# Record set
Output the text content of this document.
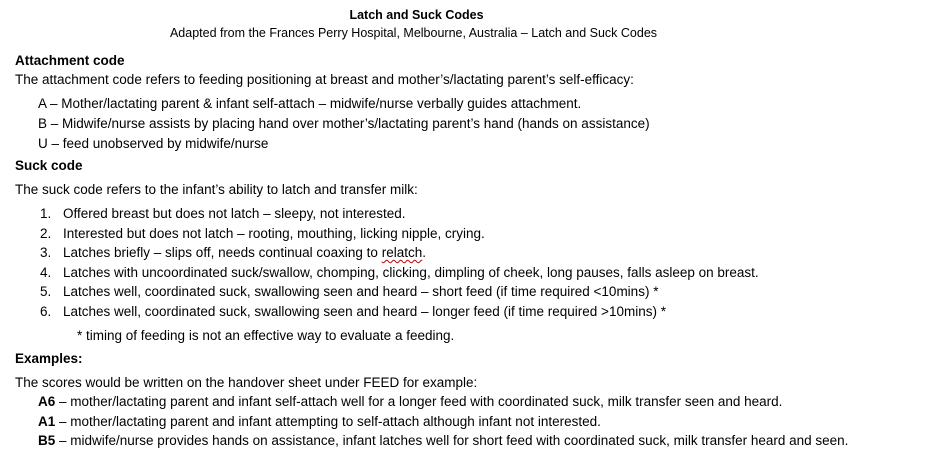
Latch and Suck Codes
Adapted from the Frances Perry Hospital, Melbourne, Australia – Latch and Suck Codes
Attachment code
The attachment code refers to feeding positioning at breast and mother’s/lactating parent’s self-efficacy:
A – Mother/lactating parent & infant self-attach – midwife/nurse verbally guides attachment.
B – Midwife/nurse assists by placing hand over mother’s/lactating parent’s hand (hands on assistance)
U – feed unobserved by midwife/nurse
Suck code
The suck code refers to the infant’s ability to latch and transfer milk:
1. Offered breast but does not latch – sleepy, not interested.
2. Interested but does not latch – rooting, mouthing, licking nipple, crying.
3. Latches briefly – slips off, needs continual coaxing to relatch.
4. Latches with uncoordinated suck/swallow, chomping, clicking, dimpling of cheek, long pauses, falls asleep on breast.
5. Latches well, coordinated suck, swallowing seen and heard – short feed (if time required <10mins) *
6. Latches well, coordinated suck, swallowing seen and heard – longer feed (if time required >10mins) *
* timing of feeding is not an effective way to evaluate a feeding.
Examples:
The scores would be written on the handover sheet under FEED for example:
A6 – mother/lactating parent and infant self-attach well for a longer feed with coordinated suck, milk transfer seen and heard.
A1 – mother/lactating parent and infant attempting to self-attach although infant not interested.
B5 – midwife/nurse provides hands on assistance, infant latches well for short feed with coordinated suck, milk transfer heard and seen.
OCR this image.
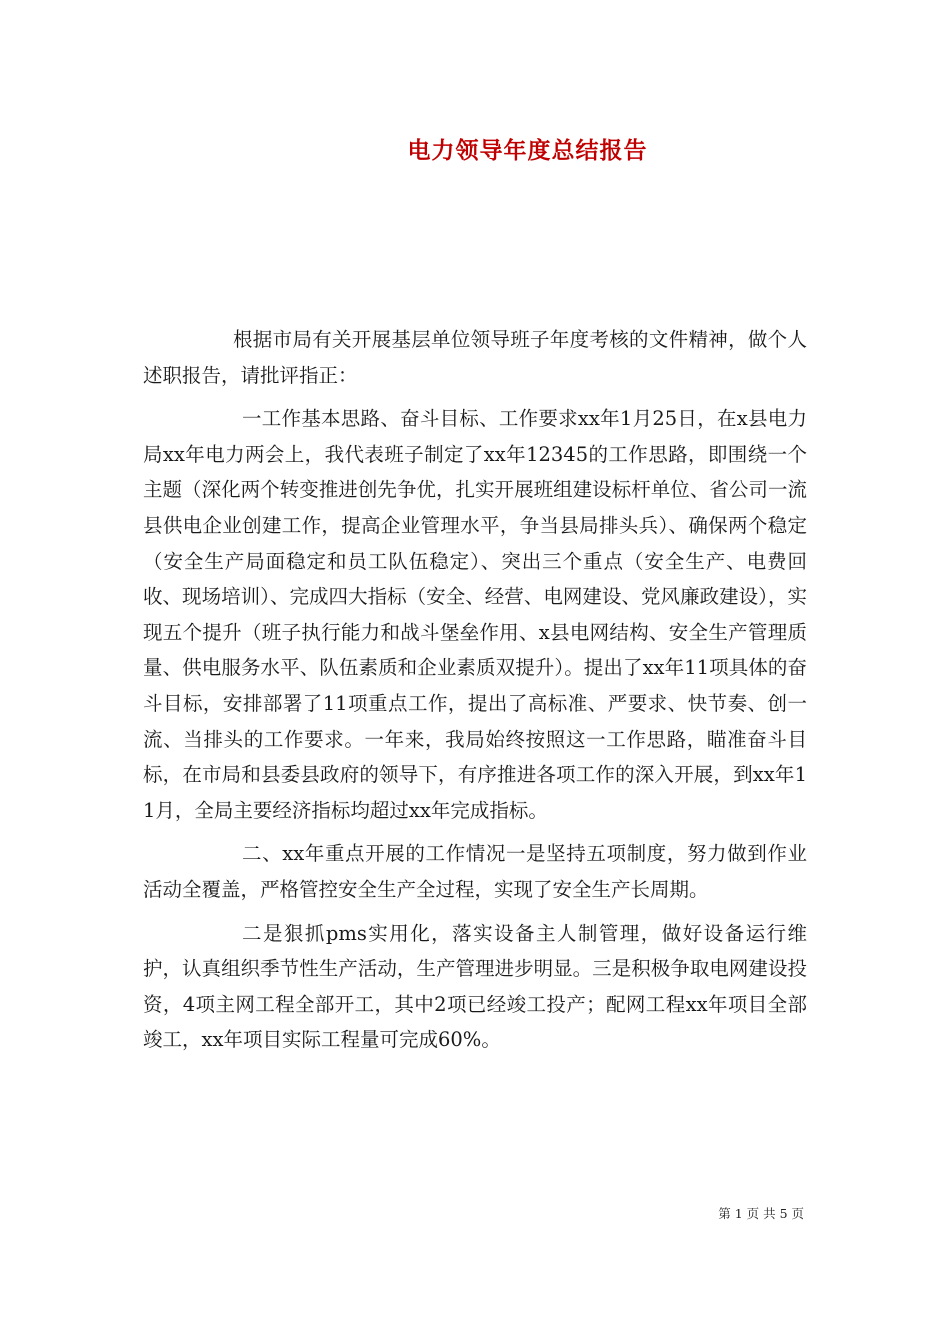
电力领导年度总结报告

根据市局有关开展基层单位领导班子年度考核的文件精神，做个人述职报告，请批评指正：

一工作基本思路、奋斗目标、工作要求xx年1月25日，在x县电力局xx年电力两会上，我代表班子制定了xx年12345的工作思路，即围绕一个主题（深化两个转变推进创先争优，扎实开展班组建设标杆单位、省公司一流县供电企业创建工作，提高企业管理水平，争当县局排头兵）、确保两个稳定（安全生产局面稳定和员工队伍稳定）、突出三个重点（安全生产、电费回收、现场培训）、完成四大指标（安全、经营、电网建设、党风廉政建设），实现五个提升（班子执行能力和战斗堡垒作用、x县电网结构、安全生产管理质量、供电服务水平、队伍素质和企业素质双提升）。提出了xx年11项具体的奋斗目标，安排部署了11项重点工作，提出了高标准、严要求、快节奏、创一流、当排头的工作要求。一年来，我局始终按照这一工作思路，瞄准奋斗目标，在市局和县委县政府的领导下，有序推进各项工作的深入开展，到xx年11月，全局主要经济指标均超过xx年完成指标。

二、xx年重点开展的工作情况一是坚持五项制度，努力做到作业活动全覆盖，严格管控安全生产全过程，实现了安全生产长周期。

二是狠抓pms实用化，落实设备主人制管理，做好设备运行维护，认真组织季节性生产活动，生产管理进步明显。三是积极争取电网建设投资，4项主网工程全部开工，其中2项已经竣工投产；配网工程xx年项目全部竣工，xx年项目实际工程量可完成60%。

第 1 页 共 5 页
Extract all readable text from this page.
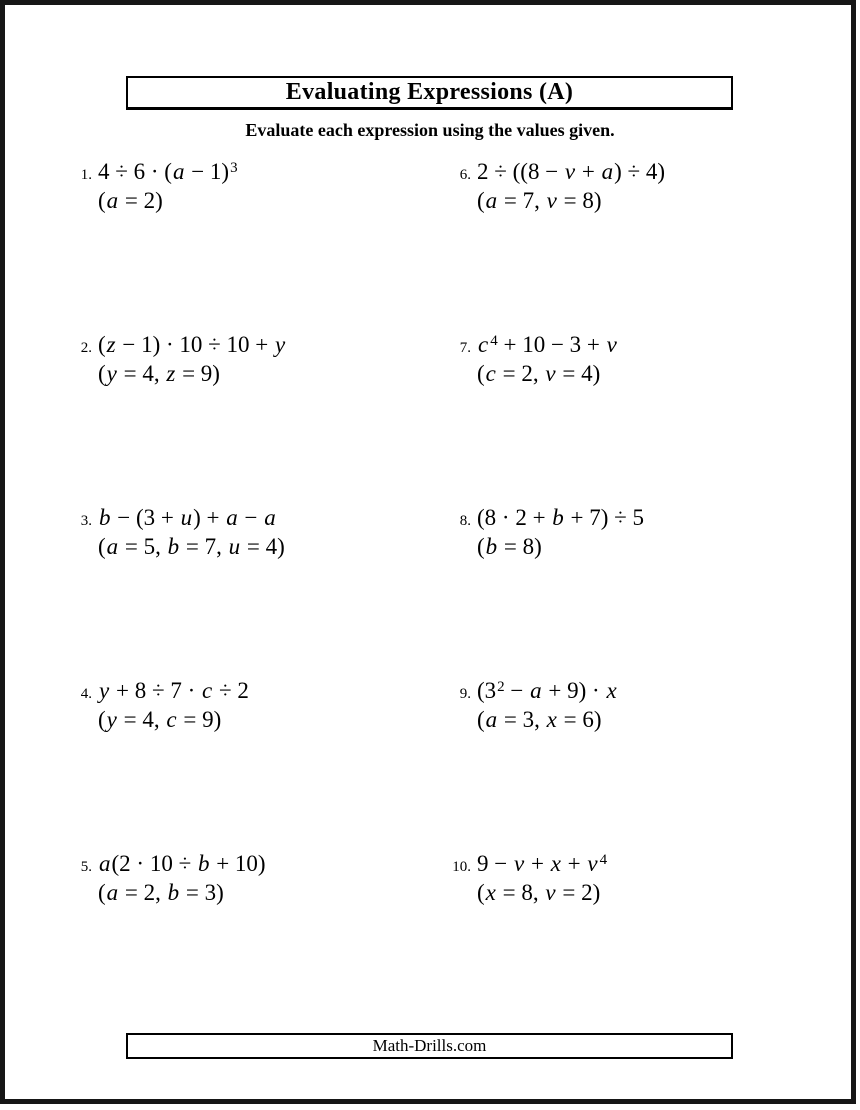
Evaluating Expressions (A)

Evaluate each expression using the values given.

1. $4 \div 6 \cdot (a - 1)^3$
(a = 2)
2. (z − 1) · 10 ÷ 10 + y
(y = 4, z = 9)
3. b − (3 + u) + a − a
(a = 5, b = 7, u = 4)
4. y + 8 ÷ 7 · c ÷ 2
(y = 4, c = 9)
5. a(2 · 10 ÷ b + 10)
(a = 2, b = 3)
6. 2 ÷ ((8 − v + a) ÷ 4)
(a = 7, v = 8)
7. c $^4$ + 10 − 3 + v
(c = 2, v = 4)
8. (8 · 2 + b + 7) ÷ 5
(b = 8)
9. $(3^2 - a + 9) \cdot x$
(a = 3, x = 6)
10. 9 − v + x + v $^4$
(x = 8, v = 2)
Math-Drills.com
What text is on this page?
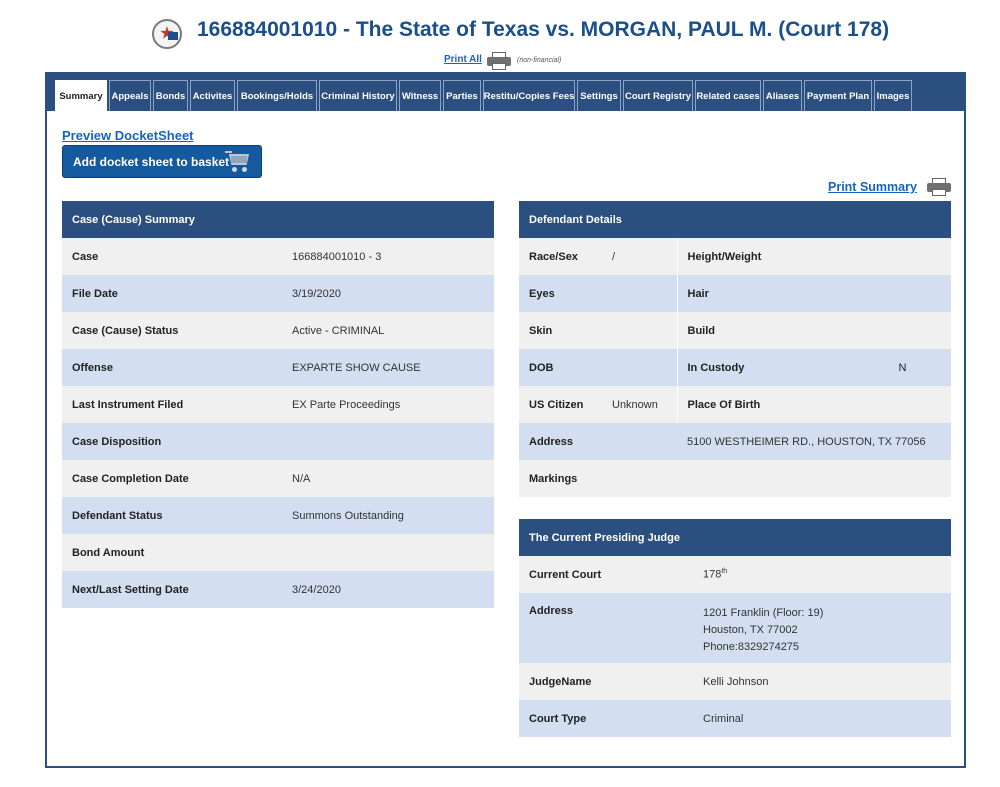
166884001010 - The State of Texas vs. MORGAN, PAUL M. (Court 178)
Print All	(non-financial)
Summary Appeals Bonds Activites Bookings/Holds Criminal History Witness Parties Restitu/Copies Fees Settings Court Registry Related cases Aliases Payment Plan Images
Preview DocketSheet
Add docket sheet to basket
Print Summary
Case (Cause) Summary	
Case	166884001010 - 3
File Date	3/19/2020
Case (Cause) Status	Active - CRIMINAL
Offense	EXPARTE SHOW CAUSE
Last Instrument Filed	EX Parte Proceedings
Case Disposition	
Case Completion Date	N/A
Defendant Status	Summons Outstanding
Bond Amount	
Next/Last Setting Date	3/24/2020
Defendant Details	

Race/Sex /	Height/Weight

Eyes	Hair

Skin	Build

DOB	In Custody N

US Citizen Unknown	Place Of Birth

Address	5100 WESTHEIMER RD., HOUSTON, TX 77056

Markings	

The Current Presiding Judge	
Current Court	178th
Address	1201 Franklin (Floor: 19)
Houston, TX 77002
Phone:8329274275

JudgeName	Kelli Johnson
Court Type	Criminal
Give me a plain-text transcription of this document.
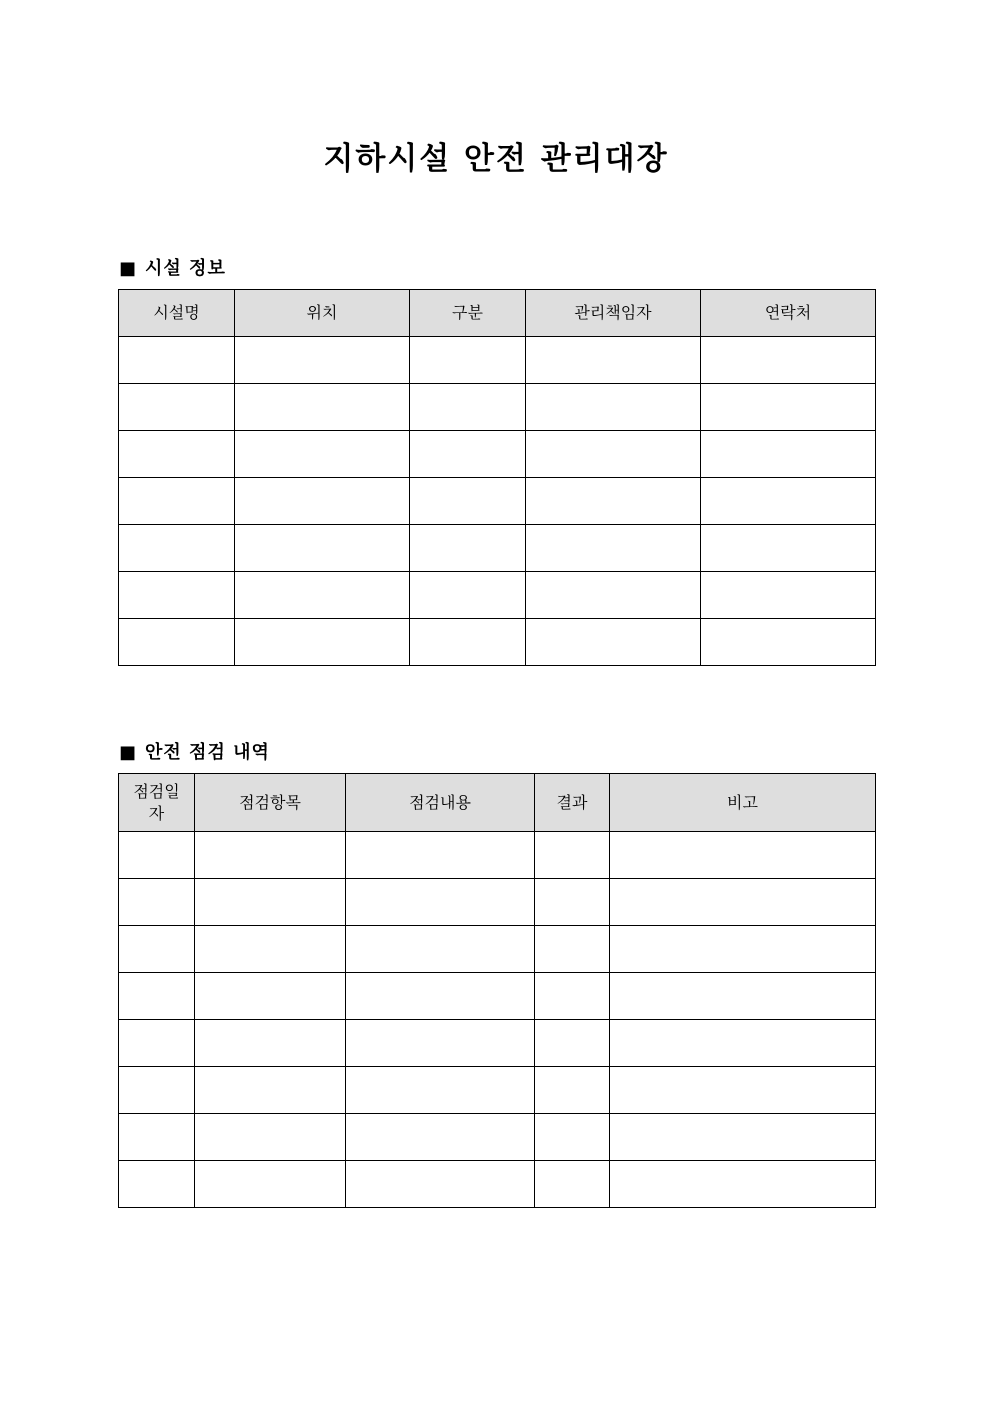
지하시설 안전 관리대장
■ 시설 정보
시설명	위치	구분	관리책임자	연락처

■ 안전 점검 내역
점검일자	점검항목	점검내용	결과	비고
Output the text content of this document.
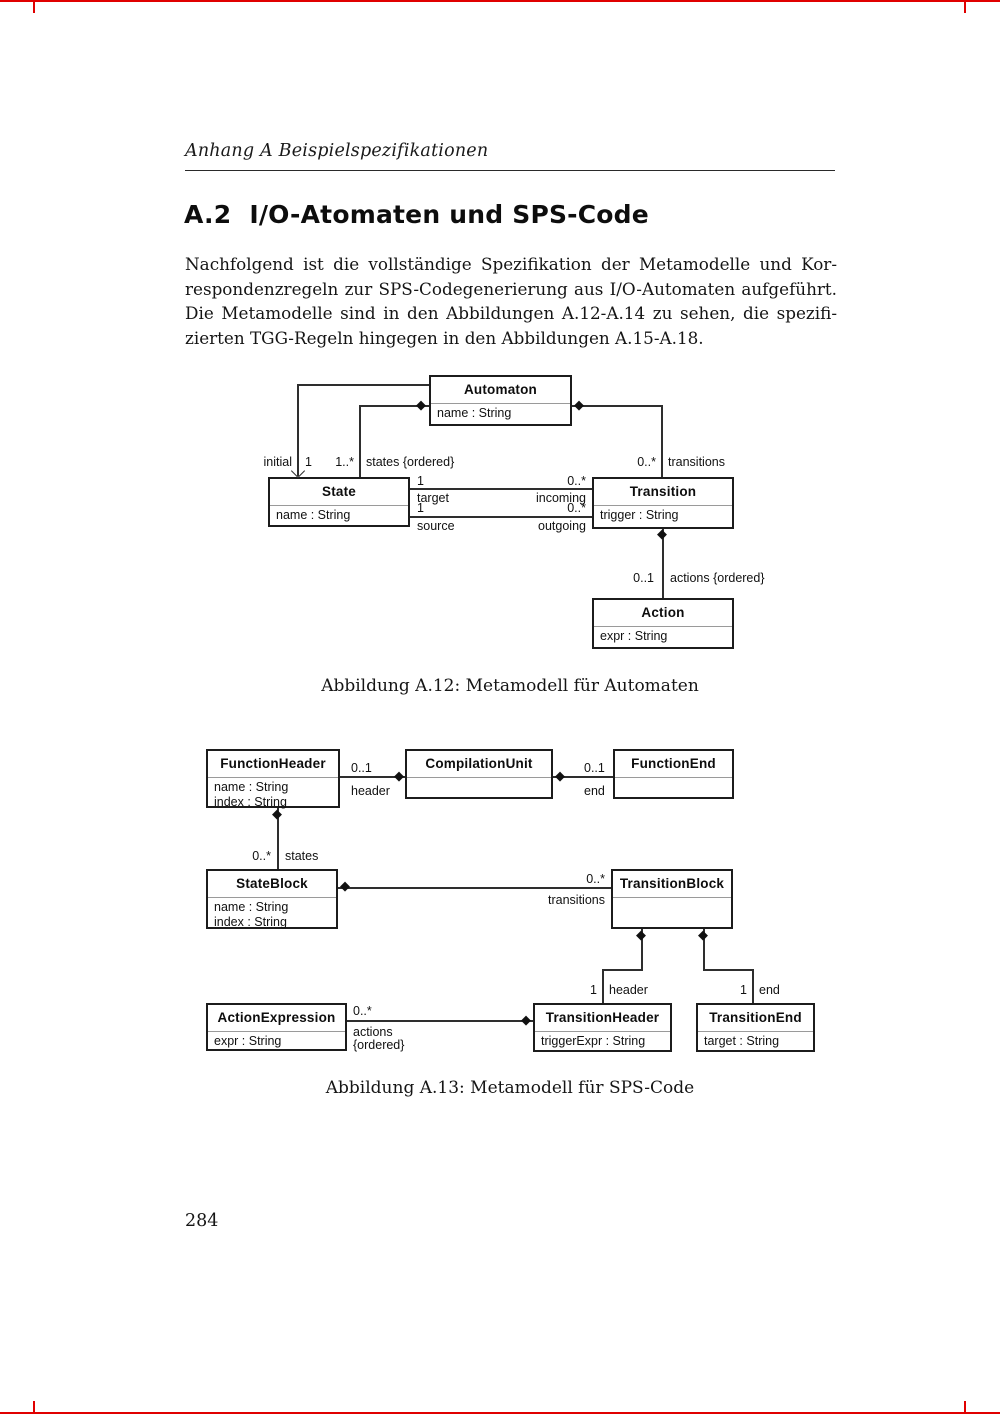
Anhang A Beispielspezifikationen
A.2 I/O-Atomaten und SPS-Code
Nachfolgend ist die vollständige Spezifikation der Metamodelle und Kor-
respondenzregeln zur SPS-Codegenerierung aus I/O-Automaten aufgeführt.
Die Metamodelle sind in den Abbildungen A.12-A.14 zu sehen, die spezifi-
zierten TGG-Regeln hingegen in den Abbildungen A.15-A.18.
Automaton
name : String
State
name : String
Transition
trigger : String
Action
expr : String
initial 1
◆
1..* states {ordered}
◆
0..* transitions
1
target
0..*
incoming
1
source
0..*
outgoing
◆
0..1 actions {ordered}
Abbildung A.12: Metamodell für Automaten
FunctionHeader
name : String
index : String
CompilationUnit	FunctionEnd
StateBlock
name : String
index : String
TransitionBlock
ActionExpression
expr : String
TransitionHeader
triggerExpr : String
TransitionEnd
target : String
◆
0..1
header
◆
0..1
end
◆
0..* states
◆	0..*
transitions
◆
1 header
◆
1 end
◆
0..*
actions
{ordered}
Abbildung A.13: Metamodell für SPS-Code
284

# Work to do
Every line above should be repeated exactly; pictures stay out of the copy.

# Solution to the problem
Output the text content of this document.
Latch and Suck Codes
Adapted from the Frances Perry Hospital, Melbourne, Australia – Latch and Suck Codes
Attachment code
The attachment code refers to feeding positioning at breast and mother’s/lactating parent’s self-efficacy:
A – Mother/lactating parent & infant self-attach – midwife/nurse verbally guides attachment.
B – Midwife/nurse assists by placing hand over mother’s/lactating parent’s hand (hands on assistance)
U – feed unobserved by midwife/nurse
Suck code
The suck code refers to the infant’s ability to latch and transfer milk:
1. Offered breast but does not latch – sleepy, not interested.
2. Interested but does not latch – rooting, mouthing, licking nipple, crying.
3. Latches briefly – slips off, needs continual coaxing to relatch.
4. Latches with uncoordinated suck/swallow, chomping, clicking, dimpling of cheek, long pauses, falls asleep on breast.
5. Latches well, coordinated suck, swallowing seen and heard – short feed (if time required <10mins) *
6. Latches well, coordinated suck, swallowing seen and heard – longer feed (if time required >10mins) *
* timing of feeding is not an effective way to evaluate a feeding.
Examples:
The scores would be written on the handover sheet under FEED for example:
A6 – mother/lactating parent and infant self-attach well for a longer feed with coordinated suck, milk transfer seen and heard.
A1 – mother/lactating parent and infant attempting to self-attach although infant not interested.
B5 – midwife/nurse provides hands on assistance, infant latches well for short feed with coordinated suck, milk transfer heard and seen.
OCR this image.
电力领导年度总结报告

根据市局有关开展基层单位领导班子年度考核的文件精神，做个人述职报告，请批评指正：

一工作基本思路、奋斗目标、工作要求xx年1月25日，在x县电力局xx年电力两会上，我代表班子制定了xx年12345的工作思路，即围绕一个主题（深化两个转变推进创先争优，扎实开展班组建设标杆单位、省公司一流县供电企业创建工作，提高企业管理水平，争当县局排头兵）、确保两个稳定（安全生产局面稳定和员工队伍稳定）、突出三个重点（安全生产、电费回收、现场培训）、完成四大指标（安全、经营、电网建设、党风廉政建设），实现五个提升（班子执行能力和战斗堡垒作用、x县电网结构、安全生产管理质量、供电服务水平、队伍素质和企业素质双提升）。提出了xx年11项具体的奋斗目标，安排部署了11项重点工作，提出了高标准、严要求、快节奏、创一流、当排头的工作要求。一年来，我局始终按照这一工作思路，瞄准奋斗目标，在市局和县委县政府的领导下，有序推进各项工作的深入开展，到xx年11月，全局主要经济指标均超过xx年完成指标。

二、xx年重点开展的工作情况一是坚持五项制度，努力做到作业活动全覆盖，严格管控安全生产全过程，实现了安全生产长周期。

二是狠抓pms实用化，落实设备主人制管理，做好设备运行维护，认真组织季节性生产活动，生产管理进步明显。三是积极争取电网建设投资，4项主网工程全部开工，其中2项已经竣工投产；配网工程xx年项目全部竣工，xx年项目实际工程量可完成60%。

第 1 页 共 5 页
Extract all readable text from this page.
Evaluating Expressions (A)

Evaluate each expression using the values given.

1. $4 \div 6 \cdot (a - 1)^3$
(a = 2)
2. (z − 1) · 10 ÷ 10 + y
(y = 4, z = 9)
3. b − (3 + u) + a − a
(a = 5, b = 7, u = 4)
4. y + 8 ÷ 7 · c ÷ 2
(y = 4, c = 9)
5. a(2 · 10 ÷ b + 10)
(a = 2, b = 3)
6. 2 ÷ ((8 − v + a) ÷ 4)
(a = 7, v = 8)
7. c $^4$ + 10 − 3 + v
(c = 2, v = 4)
8. (8 · 2 + b + 7) ÷ 5
(b = 8)
9. $(3^2 - a + 9) \cdot x$
(a = 3, x = 6)
10. 9 − v + x + v $^4$
(x = 8, v = 2)
Math-Drills.com
What text is on this page?
166884001010 - The State of Texas vs. MORGAN, PAUL M. (Court 178)
Print All	(non-financial)
Summary Appeals Bonds Activites Bookings/Holds Criminal History Witness Parties Restitu/Copies Fees Settings Court Registry Related cases Aliases Payment Plan Images
Preview DocketSheet
Add docket sheet to basket
Print Summary
Case (Cause) Summary	
Case	166884001010 - 3
File Date	3/19/2020
Case (Cause) Status	Active - CRIMINAL
Offense	EXPARTE SHOW CAUSE
Last Instrument Filed	EX Parte Proceedings
Case Disposition	
Case Completion Date	N/A
Defendant Status	Summons Outstanding
Bond Amount	
Next/Last Setting Date	3/24/2020
Defendant Details	

Race/Sex /	Height/Weight

Eyes	Hair

Skin	Build

DOB	In Custody N

US Citizen Unknown	Place Of Birth

Address	5100 WESTHEIMER RD., HOUSTON, TX 77056

Markings	

The Current Presiding Judge	
Current Court	178th
Address	1201 Franklin (Floor: 19)
Houston, TX 77002
Phone:8329274275

JudgeName	Kelli Johnson
Court Type	Criminal
Give me a plain-text transcription of this document.
지하시설 안전 관리대장
■ 시설 정보
시설명	위치	구분	관리책임자	연락처

■ 안전 점검 내역
점검일자	점검항목	점검내용	결과	비고
Output the text content of this document.
Anhang A Beispielspezifikationen
A.2 I/O-Atomaten und SPS-Code
Nachfolgend ist die vollständige Spezifikation der Metamodelle und Kor-
respondenzregeln zur SPS-Codegenerierung aus I/O-Automaten aufgeführt.
Die Metamodelle sind in den Abbildungen A.12-A.14 zu sehen, die spezifi-
zierten TGG-Regeln hingegen in den Abbildungen A.15-A.18.
Automaton
name : String
State
name : String
Transition
trigger : String
Action
expr : String
initial 1
◆
1..* states {ordered}
◆
0..* transitions
1
target
0..*
incoming
1
source
0..*
outgoing
◆
0..1 actions {ordered}
Abbildung A.12: Metamodell für Automaten
FunctionHeader
name : String
index : String
CompilationUnit	FunctionEnd
StateBlock
name : String
index : String
TransitionBlock
ActionExpression
expr : String
TransitionHeader
triggerExpr : String
TransitionEnd
target : String
◆
0..1
header
◆
0..1
end
◆
0..* states
◆	0..*
transitions
◆
1 header
◆
1 end
◆
0..*
actions
{ordered}
Abbildung A.13: Metamodell für SPS-Code
284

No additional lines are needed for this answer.